OBJECTIVE 1: Copy out the full episode review word for word.

SELECTION:

##############################

Star Trek: Discovery, Episode 9
Into The Forest I Go
Posted by Clinton
I loved where this show arrived by the end of “Into The Forest I Go.” Yet, I hated some of how we got there.
First, the love.
This episode, which concluded what the producers are calling “Chapter One,” was paced to a T. During the critical 133 jumps, editing perfectly drew out Stamets’ (Anthony Rapp) ordeal. A sequence that involves this many repetitive steps would typically move from jump one to somewhere around 60, then to jump 131. Not in this case. We cut from from exterior views of the spore drive in action to closeups of a disoriented Stamets, to a readout of the jump numbers, then the loading of more spore canisters. The action is chaos in motion. Dr. Culber (Wilson Cruz), monitoring Stamets’ deteriorating condition, asks, “Tilly, how many jumps do we have left?” Cadet Tilly (Mary Wiseman) replies, “96 more.” We are heartbroken. Tyler’s (Shazad Latif) PTSD flashbacks are also expertly done. They seem to reveal everything, but don’t necessarily tell us all we need to know. The entire episode slipped seamlessly between frenetic action and slow, quiet character moments. Special shoutouts to episode writers Bo Yeon Kim and Erika Lippoldt, as well as episode director Chris Byrne and editor Jon Dudkowski.

##############################

INPUT ROWS:
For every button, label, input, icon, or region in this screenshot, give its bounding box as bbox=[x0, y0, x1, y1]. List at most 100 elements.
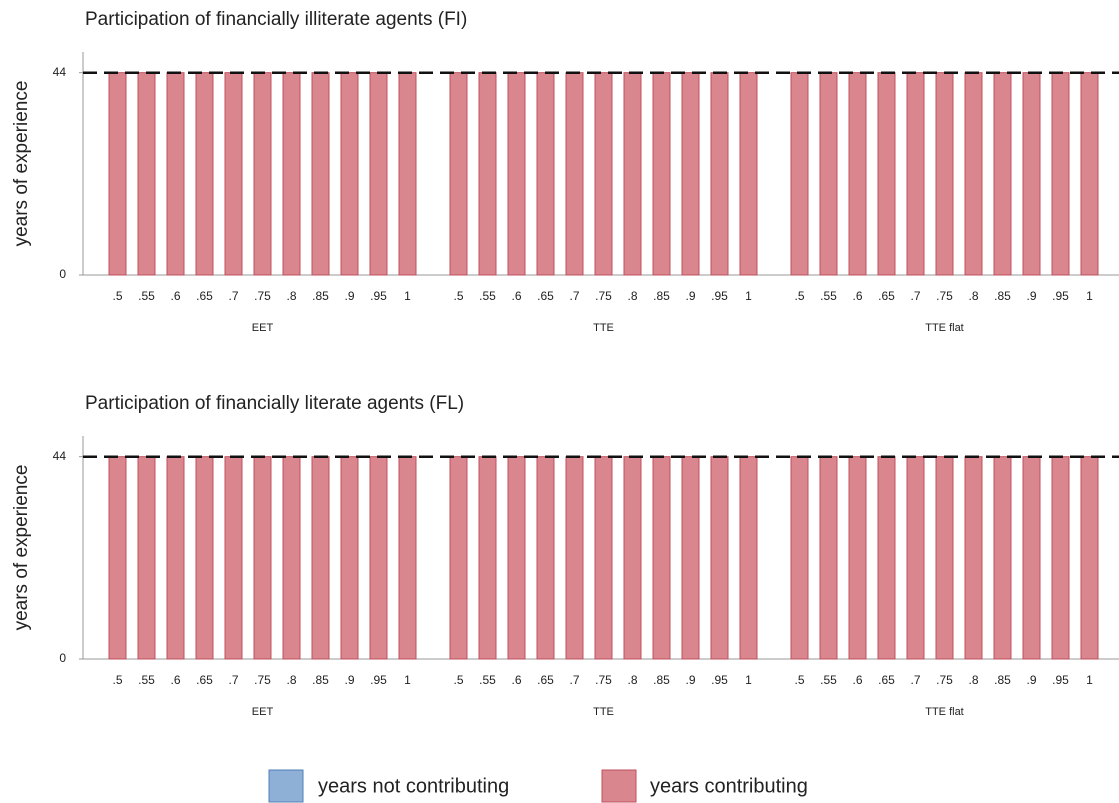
bar bbox=[478, 72, 497, 276]
x-tick-label: 1 bbox=[1086, 289, 1093, 303]
bar bbox=[819, 456, 838, 660]
group-label: EET bbox=[252, 322, 274, 334]
bar bbox=[623, 456, 642, 660]
bar bbox=[166, 456, 185, 660]
bar bbox=[739, 456, 758, 660]
x-tick-label: .85 bbox=[653, 673, 670, 687]
bar bbox=[790, 456, 809, 660]
bar bbox=[739, 72, 758, 276]
x-tick-label: .85 bbox=[653, 289, 670, 303]
x-tick-label: .55 bbox=[138, 289, 155, 303]
bar bbox=[877, 72, 896, 276]
x-tick-label: .95 bbox=[1052, 673, 1069, 687]
bar bbox=[282, 72, 301, 276]
x-tick-label: .65 bbox=[878, 289, 895, 303]
bar bbox=[790, 72, 809, 276]
x-tick-label: .55 bbox=[479, 673, 496, 687]
x-tick-label: .85 bbox=[994, 673, 1011, 687]
x-tick-label: .55 bbox=[820, 673, 837, 687]
x-tick-label: .7 bbox=[569, 673, 579, 687]
bar bbox=[964, 456, 983, 660]
bar bbox=[993, 72, 1012, 276]
bar bbox=[906, 456, 925, 660]
x-tick-label: .5 bbox=[453, 289, 463, 303]
bar bbox=[565, 456, 584, 660]
bar bbox=[565, 72, 584, 276]
bar bbox=[964, 72, 983, 276]
bar bbox=[652, 456, 671, 660]
x-tick-label: .9 bbox=[1026, 289, 1036, 303]
x-tick-label: .9 bbox=[344, 289, 354, 303]
x-tick-label: .5 bbox=[112, 289, 122, 303]
bar bbox=[108, 456, 127, 660]
x-tick-label: .95 bbox=[1052, 289, 1069, 303]
y-axis-label: years of experience bbox=[11, 81, 32, 247]
bar bbox=[224, 72, 243, 276]
group-label: TTE flat bbox=[925, 706, 964, 718]
x-tick-label: .5 bbox=[112, 673, 122, 687]
x-tick-label: .5 bbox=[453, 673, 463, 687]
x-tick-label: .55 bbox=[820, 289, 837, 303]
bar bbox=[652, 72, 671, 276]
group-label: EET bbox=[252, 706, 274, 718]
y-tick-label: 44 bbox=[53, 449, 67, 463]
x-tick-label: .7 bbox=[910, 673, 920, 687]
x-tick-label: .6 bbox=[170, 673, 180, 687]
bar bbox=[369, 72, 388, 276]
x-tick-label: .6 bbox=[511, 673, 521, 687]
x-tick-label: .9 bbox=[685, 289, 695, 303]
chart-title: Participation of financially literate ag… bbox=[85, 393, 464, 414]
x-tick-label: .9 bbox=[1026, 673, 1036, 687]
x-tick-label: .6 bbox=[170, 289, 180, 303]
x-tick-label: .65 bbox=[878, 673, 895, 687]
bar bbox=[224, 456, 243, 660]
x-tick-label: .8 bbox=[627, 289, 637, 303]
bar bbox=[507, 72, 526, 276]
group-label: TTE bbox=[593, 706, 614, 718]
group-label: TTE bbox=[593, 322, 614, 334]
legend-swatch bbox=[268, 769, 304, 803]
bar bbox=[536, 72, 555, 276]
y-tick-label: 44 bbox=[53, 65, 67, 79]
bar bbox=[681, 72, 700, 276]
legend-label: years contributing bbox=[650, 775, 808, 797]
x-tick-label: 1 bbox=[404, 289, 411, 303]
bar bbox=[282, 456, 301, 660]
bar bbox=[906, 72, 925, 276]
x-tick-label: .85 bbox=[994, 289, 1011, 303]
legend-label: years not contributing bbox=[318, 775, 509, 797]
bar bbox=[935, 72, 954, 276]
bar bbox=[507, 456, 526, 660]
x-tick-label: .7 bbox=[569, 289, 579, 303]
bar bbox=[340, 72, 359, 276]
x-tick-label: .55 bbox=[138, 673, 155, 687]
bar bbox=[311, 72, 330, 276]
bar bbox=[681, 456, 700, 660]
group-label: TTE flat bbox=[925, 322, 964, 334]
bar bbox=[398, 72, 417, 276]
bar bbox=[1051, 456, 1070, 660]
x-tick-label: .75 bbox=[595, 289, 612, 303]
x-tick-label: .85 bbox=[312, 673, 329, 687]
bar bbox=[536, 456, 555, 660]
x-tick-label: .7 bbox=[228, 289, 238, 303]
x-tick-label: 1 bbox=[745, 673, 752, 687]
bar bbox=[848, 72, 867, 276]
x-tick-label: .8 bbox=[286, 673, 296, 687]
x-tick-label: .55 bbox=[479, 289, 496, 303]
x-tick-label: .65 bbox=[196, 673, 213, 687]
y-axis-label: years of experience bbox=[11, 465, 32, 631]
x-tick-label: .65 bbox=[537, 673, 554, 687]
x-tick-label: .7 bbox=[910, 289, 920, 303]
bar bbox=[594, 72, 613, 276]
x-tick-label: .8 bbox=[286, 289, 296, 303]
y-tick-label: 0 bbox=[59, 267, 66, 281]
x-tick-label: .8 bbox=[968, 673, 978, 687]
bar bbox=[1022, 456, 1041, 660]
x-tick-label: .5 bbox=[794, 673, 804, 687]
bar bbox=[623, 72, 642, 276]
x-tick-label: .8 bbox=[968, 289, 978, 303]
bar bbox=[137, 72, 156, 276]
y-tick-label: 0 bbox=[59, 651, 66, 665]
x-tick-label: .6 bbox=[852, 673, 862, 687]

##############################

OBJECTIVE 2: Put the lines of the records into a Markdown table with the columns Row and Line. Begin at the line that has "bar bbox=[478, 72, 497, 276]" and stop after the line that has "bar bbox=[739, 456, 758, 660]", leaving out any blank lines.

EXERCISE RESPONSE 1:
Star Trek: Discovery, Episode 9
Into The Forest I Go
Posted by Clinton
I loved where this show arrived by the end of “Into The Forest I Go.” Yet, I hated some of how we got there.
First, the love.
This episode, which concluded what the producers are calling “Chapter One,” was paced to a T. During the critical 133 jumps, editing perfectly drew out Stamets’ (Anthony Rapp) ordeal. A sequence that involves this many repetitive steps would typically move from jump one to somewhere around 60, then to jump 131. Not in this case. We cut from from exterior views of the spore drive in action to closeups of a disoriented Stamets, to a readout of the jump numbers, then the loading of more spore canisters. The action is chaos in motion. Dr. Culber (Wilson Cruz), monitoring Stamets’ deteriorating condition, asks, “Tilly, how many jumps do we have left?” Cadet Tilly (Mary Wiseman) replies, “96 more.” We are heartbroken. Tyler’s (Shazad Latif) PTSD flashbacks are also expertly done. They seem to reveal everything, but don’t necessarily tell us all we need to know. The entire episode slipped seamlessly between frenetic action and slow, quiet character moments. Special shoutouts to episode writers Bo Yeon Kim and Erika Lippoldt, as well as episode director Chris Byrne and editor Jon Dudkowski.

EXERCISE RESPONSE 2:
| Row | Line |
|---|---|
| 1 | bar bbox=[478, 72, 497, 276] |
| 2 | x-tick-label: 1 bbox=[1086, 289, 1093, 303] |
| 3 | bar bbox=[819, 456, 838, 660] |
| 4 | group-label: EET bbox=[252, 322, 274, 334] |
| 5 | bar bbox=[623, 456, 642, 660] |
| 6 | bar bbox=[166, 456, 185, 660] |
| 7 | bar bbox=[739, 456, 758, 660] |